▶ Work required:
Scan the listing below and copy every line holding "StageBox".

** START Data rows **

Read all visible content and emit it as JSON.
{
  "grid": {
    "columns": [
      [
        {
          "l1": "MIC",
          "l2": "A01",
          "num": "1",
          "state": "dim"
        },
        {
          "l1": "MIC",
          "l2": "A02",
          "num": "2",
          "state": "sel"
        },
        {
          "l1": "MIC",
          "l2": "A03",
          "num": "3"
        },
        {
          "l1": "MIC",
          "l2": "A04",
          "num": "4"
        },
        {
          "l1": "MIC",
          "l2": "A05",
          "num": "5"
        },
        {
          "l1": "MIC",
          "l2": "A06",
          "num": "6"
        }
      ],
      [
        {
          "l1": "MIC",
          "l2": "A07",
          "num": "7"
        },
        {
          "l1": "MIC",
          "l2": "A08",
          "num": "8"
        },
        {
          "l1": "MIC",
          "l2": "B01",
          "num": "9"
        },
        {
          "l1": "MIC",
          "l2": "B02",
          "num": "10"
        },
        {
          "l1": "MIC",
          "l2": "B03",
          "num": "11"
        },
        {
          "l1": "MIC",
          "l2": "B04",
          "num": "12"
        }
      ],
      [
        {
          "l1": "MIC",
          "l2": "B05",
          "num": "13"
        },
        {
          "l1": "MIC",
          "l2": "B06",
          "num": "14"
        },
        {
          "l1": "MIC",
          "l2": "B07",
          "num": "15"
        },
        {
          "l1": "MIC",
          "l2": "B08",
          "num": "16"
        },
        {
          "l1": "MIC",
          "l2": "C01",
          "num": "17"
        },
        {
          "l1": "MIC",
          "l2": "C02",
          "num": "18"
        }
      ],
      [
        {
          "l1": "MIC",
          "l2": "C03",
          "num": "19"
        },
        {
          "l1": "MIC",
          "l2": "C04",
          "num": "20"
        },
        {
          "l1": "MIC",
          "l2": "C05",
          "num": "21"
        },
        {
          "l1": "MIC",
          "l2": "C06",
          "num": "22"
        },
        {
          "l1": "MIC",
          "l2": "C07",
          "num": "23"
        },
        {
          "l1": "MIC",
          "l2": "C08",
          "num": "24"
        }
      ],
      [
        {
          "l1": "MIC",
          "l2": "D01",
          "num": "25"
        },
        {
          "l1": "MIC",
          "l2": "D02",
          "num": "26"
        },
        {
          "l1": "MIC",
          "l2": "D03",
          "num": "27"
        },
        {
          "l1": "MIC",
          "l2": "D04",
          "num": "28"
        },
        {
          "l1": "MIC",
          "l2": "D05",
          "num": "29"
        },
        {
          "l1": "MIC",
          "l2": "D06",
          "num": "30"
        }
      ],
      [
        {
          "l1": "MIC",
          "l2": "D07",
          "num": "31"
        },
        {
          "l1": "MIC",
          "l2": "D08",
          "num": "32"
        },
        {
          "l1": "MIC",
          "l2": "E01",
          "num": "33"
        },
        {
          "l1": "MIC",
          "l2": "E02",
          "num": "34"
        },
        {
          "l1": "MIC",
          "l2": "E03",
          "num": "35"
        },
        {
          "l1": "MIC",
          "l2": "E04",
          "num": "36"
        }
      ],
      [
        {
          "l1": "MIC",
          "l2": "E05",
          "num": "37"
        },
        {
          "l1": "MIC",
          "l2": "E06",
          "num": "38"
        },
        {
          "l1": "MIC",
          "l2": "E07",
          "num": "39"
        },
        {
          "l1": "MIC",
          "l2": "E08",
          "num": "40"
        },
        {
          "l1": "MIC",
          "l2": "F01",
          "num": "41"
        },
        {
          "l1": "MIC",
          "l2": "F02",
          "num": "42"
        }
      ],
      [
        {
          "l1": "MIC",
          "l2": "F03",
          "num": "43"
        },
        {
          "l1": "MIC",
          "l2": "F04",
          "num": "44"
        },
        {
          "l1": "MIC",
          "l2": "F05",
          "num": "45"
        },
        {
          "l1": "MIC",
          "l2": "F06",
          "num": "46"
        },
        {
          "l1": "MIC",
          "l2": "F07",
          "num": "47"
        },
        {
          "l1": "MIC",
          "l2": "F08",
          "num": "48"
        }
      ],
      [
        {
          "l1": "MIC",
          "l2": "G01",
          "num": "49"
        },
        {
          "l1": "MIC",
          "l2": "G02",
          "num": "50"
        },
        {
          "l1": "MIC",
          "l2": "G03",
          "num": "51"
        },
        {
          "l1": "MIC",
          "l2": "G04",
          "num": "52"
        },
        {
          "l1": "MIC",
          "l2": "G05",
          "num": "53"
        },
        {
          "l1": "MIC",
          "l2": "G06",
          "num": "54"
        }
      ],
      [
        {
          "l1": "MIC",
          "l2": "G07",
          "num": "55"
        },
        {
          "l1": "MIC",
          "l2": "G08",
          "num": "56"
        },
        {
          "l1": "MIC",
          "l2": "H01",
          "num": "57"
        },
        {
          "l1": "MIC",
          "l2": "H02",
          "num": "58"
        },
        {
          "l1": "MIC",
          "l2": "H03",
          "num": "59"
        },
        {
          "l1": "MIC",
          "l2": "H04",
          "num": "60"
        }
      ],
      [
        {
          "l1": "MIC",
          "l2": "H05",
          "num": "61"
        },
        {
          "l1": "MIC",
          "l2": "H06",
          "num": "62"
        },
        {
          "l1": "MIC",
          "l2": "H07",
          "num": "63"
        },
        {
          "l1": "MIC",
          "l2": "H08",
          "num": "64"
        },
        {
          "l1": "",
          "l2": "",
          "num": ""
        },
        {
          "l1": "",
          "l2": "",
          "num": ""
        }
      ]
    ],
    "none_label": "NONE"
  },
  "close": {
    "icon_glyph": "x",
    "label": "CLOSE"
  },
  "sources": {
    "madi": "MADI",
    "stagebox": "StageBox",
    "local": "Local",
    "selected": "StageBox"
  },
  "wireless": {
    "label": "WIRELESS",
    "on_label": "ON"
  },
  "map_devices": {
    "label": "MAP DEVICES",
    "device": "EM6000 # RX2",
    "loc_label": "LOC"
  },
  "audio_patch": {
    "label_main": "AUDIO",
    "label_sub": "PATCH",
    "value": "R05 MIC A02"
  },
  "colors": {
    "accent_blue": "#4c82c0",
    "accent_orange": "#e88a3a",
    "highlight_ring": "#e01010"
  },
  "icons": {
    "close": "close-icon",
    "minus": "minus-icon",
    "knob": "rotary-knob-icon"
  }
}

** END Data rows **

▶ Response to the exercise:
    "stagebox": "StageBox",
    "selected": "StageBox"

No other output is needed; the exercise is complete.